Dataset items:
____

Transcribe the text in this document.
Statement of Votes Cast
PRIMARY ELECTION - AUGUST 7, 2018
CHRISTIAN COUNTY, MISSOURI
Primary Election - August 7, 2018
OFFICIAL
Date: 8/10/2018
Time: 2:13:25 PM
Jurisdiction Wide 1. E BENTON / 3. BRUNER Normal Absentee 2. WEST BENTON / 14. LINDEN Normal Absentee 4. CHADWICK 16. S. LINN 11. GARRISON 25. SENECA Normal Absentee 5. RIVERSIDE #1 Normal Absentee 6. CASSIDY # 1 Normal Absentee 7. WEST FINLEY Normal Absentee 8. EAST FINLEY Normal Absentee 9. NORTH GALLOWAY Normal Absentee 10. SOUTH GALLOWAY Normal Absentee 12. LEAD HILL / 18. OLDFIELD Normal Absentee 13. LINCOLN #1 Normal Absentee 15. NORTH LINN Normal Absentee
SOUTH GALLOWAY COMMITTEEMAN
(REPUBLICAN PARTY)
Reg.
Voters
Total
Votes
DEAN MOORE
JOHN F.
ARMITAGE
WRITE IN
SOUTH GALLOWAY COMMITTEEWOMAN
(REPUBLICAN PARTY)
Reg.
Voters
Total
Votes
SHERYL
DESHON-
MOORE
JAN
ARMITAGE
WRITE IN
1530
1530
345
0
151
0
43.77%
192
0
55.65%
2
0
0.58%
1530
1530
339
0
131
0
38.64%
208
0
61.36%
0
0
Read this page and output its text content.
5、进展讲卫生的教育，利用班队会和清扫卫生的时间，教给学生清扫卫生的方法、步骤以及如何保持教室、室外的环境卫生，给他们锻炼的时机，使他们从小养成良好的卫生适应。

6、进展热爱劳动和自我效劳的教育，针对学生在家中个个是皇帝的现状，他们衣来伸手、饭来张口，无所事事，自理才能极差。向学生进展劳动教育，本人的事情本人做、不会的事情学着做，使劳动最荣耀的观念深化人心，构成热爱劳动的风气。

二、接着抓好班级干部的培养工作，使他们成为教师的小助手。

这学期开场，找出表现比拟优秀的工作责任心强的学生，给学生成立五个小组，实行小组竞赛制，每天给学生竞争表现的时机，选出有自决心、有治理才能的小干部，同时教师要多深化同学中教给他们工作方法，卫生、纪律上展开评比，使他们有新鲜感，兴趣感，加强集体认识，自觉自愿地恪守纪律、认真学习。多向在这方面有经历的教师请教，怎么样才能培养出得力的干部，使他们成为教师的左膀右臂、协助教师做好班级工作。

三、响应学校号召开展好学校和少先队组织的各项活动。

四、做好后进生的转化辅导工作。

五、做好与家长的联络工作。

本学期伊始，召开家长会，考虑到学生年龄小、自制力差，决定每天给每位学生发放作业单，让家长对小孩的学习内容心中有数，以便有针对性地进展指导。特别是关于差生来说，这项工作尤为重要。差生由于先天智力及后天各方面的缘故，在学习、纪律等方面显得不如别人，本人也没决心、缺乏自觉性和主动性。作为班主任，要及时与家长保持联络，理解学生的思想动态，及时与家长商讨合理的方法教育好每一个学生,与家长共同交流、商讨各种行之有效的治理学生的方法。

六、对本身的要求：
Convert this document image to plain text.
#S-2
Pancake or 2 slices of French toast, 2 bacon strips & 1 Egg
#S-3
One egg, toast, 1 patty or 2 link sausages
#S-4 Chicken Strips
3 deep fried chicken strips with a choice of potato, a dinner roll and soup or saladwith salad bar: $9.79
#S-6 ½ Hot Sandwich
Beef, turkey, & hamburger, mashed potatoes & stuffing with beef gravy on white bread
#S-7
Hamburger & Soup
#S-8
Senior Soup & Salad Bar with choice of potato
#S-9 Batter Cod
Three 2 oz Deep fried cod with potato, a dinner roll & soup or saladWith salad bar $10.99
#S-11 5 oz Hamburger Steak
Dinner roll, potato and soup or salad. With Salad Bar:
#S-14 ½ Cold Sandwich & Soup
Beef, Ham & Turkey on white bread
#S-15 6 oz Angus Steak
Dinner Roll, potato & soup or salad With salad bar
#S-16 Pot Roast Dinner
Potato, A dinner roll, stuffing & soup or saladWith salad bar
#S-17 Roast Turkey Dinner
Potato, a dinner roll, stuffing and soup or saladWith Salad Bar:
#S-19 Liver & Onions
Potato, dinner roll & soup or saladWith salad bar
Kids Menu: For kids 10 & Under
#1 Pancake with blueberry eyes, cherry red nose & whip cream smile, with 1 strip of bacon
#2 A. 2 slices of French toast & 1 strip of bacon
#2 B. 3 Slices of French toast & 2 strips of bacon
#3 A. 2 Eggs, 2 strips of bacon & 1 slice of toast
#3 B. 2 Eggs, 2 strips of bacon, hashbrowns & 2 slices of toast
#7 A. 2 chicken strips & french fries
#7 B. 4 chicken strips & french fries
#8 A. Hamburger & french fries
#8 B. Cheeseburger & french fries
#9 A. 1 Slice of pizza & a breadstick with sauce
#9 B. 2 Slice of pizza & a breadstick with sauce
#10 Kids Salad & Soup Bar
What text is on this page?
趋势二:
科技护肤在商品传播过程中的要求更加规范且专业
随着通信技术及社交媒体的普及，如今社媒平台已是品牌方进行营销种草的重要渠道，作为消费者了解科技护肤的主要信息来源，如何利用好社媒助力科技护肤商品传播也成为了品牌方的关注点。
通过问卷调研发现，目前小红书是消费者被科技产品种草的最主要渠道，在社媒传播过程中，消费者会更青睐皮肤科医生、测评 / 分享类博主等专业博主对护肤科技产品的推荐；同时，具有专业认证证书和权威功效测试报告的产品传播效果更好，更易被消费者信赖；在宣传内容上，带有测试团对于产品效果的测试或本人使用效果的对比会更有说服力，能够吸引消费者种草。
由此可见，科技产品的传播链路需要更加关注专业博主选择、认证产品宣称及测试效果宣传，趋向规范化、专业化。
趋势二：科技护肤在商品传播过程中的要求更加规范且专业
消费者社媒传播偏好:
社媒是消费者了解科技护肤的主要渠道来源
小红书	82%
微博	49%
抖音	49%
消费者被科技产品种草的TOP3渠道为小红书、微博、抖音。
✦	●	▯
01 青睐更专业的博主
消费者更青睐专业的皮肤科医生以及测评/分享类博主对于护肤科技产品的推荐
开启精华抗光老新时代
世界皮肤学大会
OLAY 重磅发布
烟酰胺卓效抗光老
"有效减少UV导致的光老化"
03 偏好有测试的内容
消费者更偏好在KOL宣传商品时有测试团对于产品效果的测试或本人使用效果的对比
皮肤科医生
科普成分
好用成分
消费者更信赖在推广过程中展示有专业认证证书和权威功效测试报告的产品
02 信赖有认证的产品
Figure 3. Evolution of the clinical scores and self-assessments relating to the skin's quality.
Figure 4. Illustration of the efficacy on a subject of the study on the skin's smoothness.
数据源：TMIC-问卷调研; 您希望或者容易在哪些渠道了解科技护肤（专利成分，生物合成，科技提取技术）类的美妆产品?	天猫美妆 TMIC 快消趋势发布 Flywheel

____

• **WHAT IS BEING ASKED**:
Look through the records and gather each line with the word "Eggs".

• **FULL SOLUTION**:
#3 A. 2 Eggs, 2 strips of bacon & 1 slice of toast
#3 B. 2 Eggs, 2 strips of bacon, hashbrowns & 2 slices of toast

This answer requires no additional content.